• [Problem]:
Among the lines below, list those containing the string "Northern".

Stored data entries

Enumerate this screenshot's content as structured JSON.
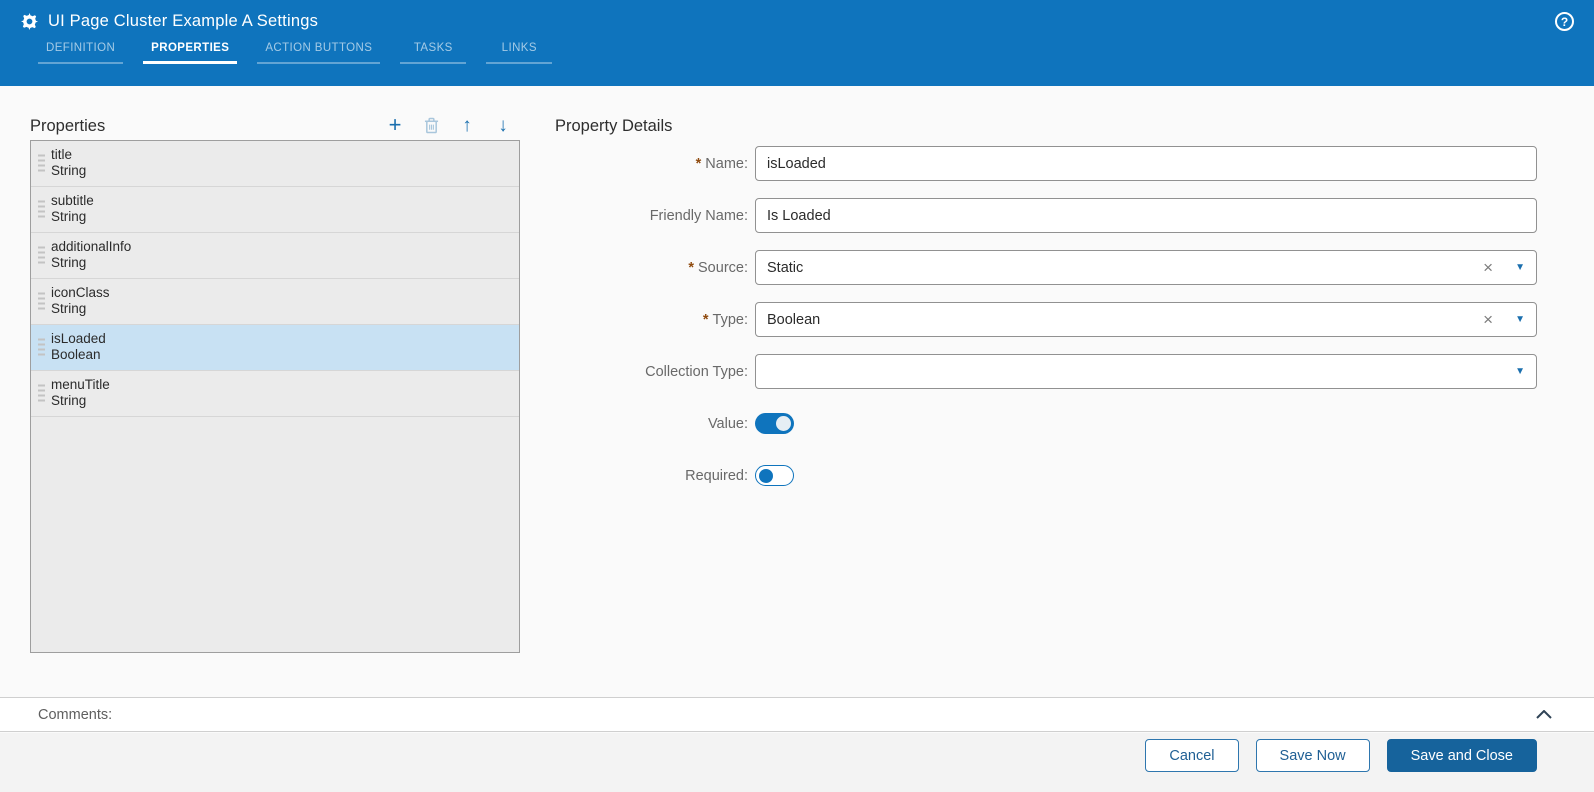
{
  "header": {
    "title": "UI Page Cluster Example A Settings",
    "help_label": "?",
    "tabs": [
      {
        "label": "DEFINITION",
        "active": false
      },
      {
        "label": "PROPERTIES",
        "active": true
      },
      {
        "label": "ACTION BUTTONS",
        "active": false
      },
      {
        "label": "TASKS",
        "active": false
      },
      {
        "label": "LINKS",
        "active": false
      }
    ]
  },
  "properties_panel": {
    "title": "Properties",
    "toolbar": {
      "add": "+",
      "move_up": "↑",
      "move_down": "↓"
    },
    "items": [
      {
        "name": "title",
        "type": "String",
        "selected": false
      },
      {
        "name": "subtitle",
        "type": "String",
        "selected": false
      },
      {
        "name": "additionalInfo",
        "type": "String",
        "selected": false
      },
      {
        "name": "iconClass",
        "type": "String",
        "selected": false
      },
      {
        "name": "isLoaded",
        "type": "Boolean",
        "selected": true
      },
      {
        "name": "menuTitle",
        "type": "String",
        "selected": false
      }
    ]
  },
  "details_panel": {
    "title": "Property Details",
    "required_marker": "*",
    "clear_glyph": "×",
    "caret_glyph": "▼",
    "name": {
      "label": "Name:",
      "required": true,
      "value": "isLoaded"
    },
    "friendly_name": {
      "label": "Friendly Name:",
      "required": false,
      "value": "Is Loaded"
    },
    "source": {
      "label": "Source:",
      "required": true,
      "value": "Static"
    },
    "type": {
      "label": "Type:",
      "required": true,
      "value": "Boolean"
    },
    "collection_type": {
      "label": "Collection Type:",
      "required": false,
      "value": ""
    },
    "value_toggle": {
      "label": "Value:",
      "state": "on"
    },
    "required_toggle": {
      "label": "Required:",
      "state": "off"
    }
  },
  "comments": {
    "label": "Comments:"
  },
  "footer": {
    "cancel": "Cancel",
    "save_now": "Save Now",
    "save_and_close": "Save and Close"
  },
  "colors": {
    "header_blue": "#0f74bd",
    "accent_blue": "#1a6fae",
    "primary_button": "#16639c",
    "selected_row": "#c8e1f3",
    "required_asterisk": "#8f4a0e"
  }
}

* * *

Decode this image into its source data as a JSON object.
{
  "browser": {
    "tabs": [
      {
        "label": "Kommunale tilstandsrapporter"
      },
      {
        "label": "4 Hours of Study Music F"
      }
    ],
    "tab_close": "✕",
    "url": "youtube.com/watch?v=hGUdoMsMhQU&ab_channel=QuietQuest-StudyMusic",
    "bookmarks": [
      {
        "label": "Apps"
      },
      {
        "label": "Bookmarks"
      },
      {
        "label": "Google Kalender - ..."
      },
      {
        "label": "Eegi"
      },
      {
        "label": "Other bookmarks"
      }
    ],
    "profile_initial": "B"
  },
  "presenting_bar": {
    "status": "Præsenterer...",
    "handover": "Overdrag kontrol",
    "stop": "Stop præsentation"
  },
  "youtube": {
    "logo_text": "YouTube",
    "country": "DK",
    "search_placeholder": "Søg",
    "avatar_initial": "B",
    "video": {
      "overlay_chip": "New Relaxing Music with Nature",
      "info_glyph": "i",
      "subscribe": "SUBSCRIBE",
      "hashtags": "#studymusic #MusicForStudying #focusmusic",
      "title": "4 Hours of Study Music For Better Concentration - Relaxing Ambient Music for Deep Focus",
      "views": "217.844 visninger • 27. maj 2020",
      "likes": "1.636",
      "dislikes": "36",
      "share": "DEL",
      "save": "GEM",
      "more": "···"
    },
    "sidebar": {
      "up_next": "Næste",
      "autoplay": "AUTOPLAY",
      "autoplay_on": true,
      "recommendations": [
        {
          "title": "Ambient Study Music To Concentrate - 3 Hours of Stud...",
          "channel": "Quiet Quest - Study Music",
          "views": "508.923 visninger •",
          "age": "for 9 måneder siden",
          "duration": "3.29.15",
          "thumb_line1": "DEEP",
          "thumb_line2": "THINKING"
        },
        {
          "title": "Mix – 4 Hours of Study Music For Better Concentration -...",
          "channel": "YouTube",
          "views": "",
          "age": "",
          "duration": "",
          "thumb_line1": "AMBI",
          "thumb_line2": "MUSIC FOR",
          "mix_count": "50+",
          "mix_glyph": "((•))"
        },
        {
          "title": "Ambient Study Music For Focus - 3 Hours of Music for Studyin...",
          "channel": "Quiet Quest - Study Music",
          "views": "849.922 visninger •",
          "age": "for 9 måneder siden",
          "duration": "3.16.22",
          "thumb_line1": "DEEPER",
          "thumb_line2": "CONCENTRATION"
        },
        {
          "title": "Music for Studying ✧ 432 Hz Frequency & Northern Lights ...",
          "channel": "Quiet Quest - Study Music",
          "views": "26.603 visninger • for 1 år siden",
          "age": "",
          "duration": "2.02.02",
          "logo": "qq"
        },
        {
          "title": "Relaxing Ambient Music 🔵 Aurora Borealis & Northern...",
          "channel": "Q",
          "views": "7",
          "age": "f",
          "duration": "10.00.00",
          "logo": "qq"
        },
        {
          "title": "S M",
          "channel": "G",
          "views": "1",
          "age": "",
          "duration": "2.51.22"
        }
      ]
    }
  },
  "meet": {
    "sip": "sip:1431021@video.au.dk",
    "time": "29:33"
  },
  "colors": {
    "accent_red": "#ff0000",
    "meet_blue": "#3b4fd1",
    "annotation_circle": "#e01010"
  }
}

• [Solution to this task]:
          "title": "Music for Studying ✧ 432 Hz Frequency & Northern Lights ...",
          "title": "Relaxing Ambient Music 🔵 Aurora Borealis & Northern...",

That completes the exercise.